THE head honchos at LIME/Cable & Wireless must still be scratching their heads in disbelief. The golden plan (or maybe the green plan) to implement e-billing and charge customers for receiving paper bills went horribly wrong. On paper, that is not such a bad idea, but it was severely lacking in finesse and in implementation. How could a plan to reduce on their internal costs, to improve efficiency, and embrace technology go so wrong?
Was that project doomed from its inception? The customers’ quality expectations and acceptance criteria were missing some essential substance. The project management team could have also benefited from additional talent to avoid LIME hitting such a sour note in this ill-conceived misadventure.
Why make such missteps and misjudgements, and enrage customers and regulators? Rose-tinted glasses and blackened bottom-lines perhaps?
Consider our local economy. We are a tiny country, once previously under the pounding fists of a monopoly. We can recall an era when it cost us money to make and receive phone calls. It even cost us more money to make “trunk” calls to someone in the next village or exchange. In a tiny island, where no part is further away than 27 miles away, we were conditioned to think that there was a significant expense to the cost of providing communications infrastructure.

Recorded data |

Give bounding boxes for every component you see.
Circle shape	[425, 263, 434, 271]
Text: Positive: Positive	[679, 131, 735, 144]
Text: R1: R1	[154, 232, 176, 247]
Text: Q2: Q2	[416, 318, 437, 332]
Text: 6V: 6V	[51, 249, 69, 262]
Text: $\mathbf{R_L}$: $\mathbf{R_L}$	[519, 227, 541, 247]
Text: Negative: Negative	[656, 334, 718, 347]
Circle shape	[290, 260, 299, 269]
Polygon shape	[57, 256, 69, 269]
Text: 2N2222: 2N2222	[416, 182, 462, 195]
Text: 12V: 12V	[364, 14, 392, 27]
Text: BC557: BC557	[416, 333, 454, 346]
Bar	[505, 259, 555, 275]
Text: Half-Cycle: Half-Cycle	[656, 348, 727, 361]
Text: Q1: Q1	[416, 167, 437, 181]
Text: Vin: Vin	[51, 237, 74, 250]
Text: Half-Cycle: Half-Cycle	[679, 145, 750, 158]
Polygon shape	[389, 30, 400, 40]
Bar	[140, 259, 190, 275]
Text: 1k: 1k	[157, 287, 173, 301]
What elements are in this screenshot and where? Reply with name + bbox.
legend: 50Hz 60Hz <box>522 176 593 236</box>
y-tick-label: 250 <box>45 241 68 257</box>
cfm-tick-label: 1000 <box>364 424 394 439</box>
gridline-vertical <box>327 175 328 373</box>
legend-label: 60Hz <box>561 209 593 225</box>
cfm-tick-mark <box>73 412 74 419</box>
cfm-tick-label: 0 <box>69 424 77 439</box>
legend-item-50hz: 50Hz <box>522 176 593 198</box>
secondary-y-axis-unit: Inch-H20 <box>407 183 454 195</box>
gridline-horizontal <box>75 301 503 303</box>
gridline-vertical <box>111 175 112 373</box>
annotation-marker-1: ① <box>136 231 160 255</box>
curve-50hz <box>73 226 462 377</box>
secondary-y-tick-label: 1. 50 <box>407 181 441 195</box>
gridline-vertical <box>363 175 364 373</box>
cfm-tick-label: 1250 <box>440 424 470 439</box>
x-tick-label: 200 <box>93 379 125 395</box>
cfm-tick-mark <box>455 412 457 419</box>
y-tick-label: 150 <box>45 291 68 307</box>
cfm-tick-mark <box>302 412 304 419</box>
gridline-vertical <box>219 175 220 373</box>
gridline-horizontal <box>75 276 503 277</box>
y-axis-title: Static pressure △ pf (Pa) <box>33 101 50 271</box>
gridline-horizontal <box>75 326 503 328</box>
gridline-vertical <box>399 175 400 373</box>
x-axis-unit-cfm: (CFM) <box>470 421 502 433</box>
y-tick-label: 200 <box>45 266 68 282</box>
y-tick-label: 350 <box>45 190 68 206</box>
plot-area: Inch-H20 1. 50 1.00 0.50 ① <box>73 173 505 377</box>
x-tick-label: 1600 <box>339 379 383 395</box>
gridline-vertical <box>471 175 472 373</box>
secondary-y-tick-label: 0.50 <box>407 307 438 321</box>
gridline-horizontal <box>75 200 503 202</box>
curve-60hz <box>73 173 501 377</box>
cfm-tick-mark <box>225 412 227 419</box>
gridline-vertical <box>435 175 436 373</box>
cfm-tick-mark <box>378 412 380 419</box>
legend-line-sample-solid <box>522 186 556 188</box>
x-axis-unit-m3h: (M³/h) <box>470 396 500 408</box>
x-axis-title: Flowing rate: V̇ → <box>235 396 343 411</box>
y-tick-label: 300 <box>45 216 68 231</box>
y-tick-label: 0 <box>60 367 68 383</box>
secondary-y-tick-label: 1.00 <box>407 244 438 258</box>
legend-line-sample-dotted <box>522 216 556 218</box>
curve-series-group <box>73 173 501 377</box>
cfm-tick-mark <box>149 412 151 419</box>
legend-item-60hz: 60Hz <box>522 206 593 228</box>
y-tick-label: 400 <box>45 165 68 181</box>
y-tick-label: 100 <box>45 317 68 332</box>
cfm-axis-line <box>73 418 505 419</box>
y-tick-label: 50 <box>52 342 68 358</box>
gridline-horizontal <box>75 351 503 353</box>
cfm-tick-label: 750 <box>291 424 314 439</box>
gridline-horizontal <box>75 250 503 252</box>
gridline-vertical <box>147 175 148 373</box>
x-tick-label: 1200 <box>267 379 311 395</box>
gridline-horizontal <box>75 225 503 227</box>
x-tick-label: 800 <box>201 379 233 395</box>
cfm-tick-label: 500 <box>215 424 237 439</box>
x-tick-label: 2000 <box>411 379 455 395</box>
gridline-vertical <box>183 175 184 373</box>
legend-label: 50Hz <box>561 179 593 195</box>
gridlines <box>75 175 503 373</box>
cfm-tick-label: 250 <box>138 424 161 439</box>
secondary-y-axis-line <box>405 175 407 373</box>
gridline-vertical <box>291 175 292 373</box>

Task instructions |
**1.** Reproduce word for word the part of the commentary on LIME's e-billing plan that opens with the words containing "THE head honchos" and closes with "blackened bottom-lines perhaps?".
**2.** Render this sentence from the commentary on LIME's e-billing plan in Spanish: "Was that project doomed from its inception?"

Results by task |
**1.**
THE head honchos at LIME/Cable & Wireless must still be scratching their heads in disbelief. The golden plan (or maybe the green plan) to implement e-billing and charge customers for receiving paper bills went horribly wrong. On paper, that is not such a bad idea, but it was severely lacking in finesse and in implementation. How could a plan to reduce on their internal costs, to improve efficiency, and embrace technology go so wrong?
Was that project doomed from its inception? The customers’ quality expectations and acceptance criteria were missing some essential substance. The project management team could have also benefited from additional talent to avoid LIME hitting such a sour note in this ill-conceived misadventure.
Why make such missteps and misjudgements, and enrage customers and regulators? Rose-tinted glasses and blackened bottom-lines perhaps?

**2.** ¿Estaba ese proyecto condenado al fracaso desde su inicio?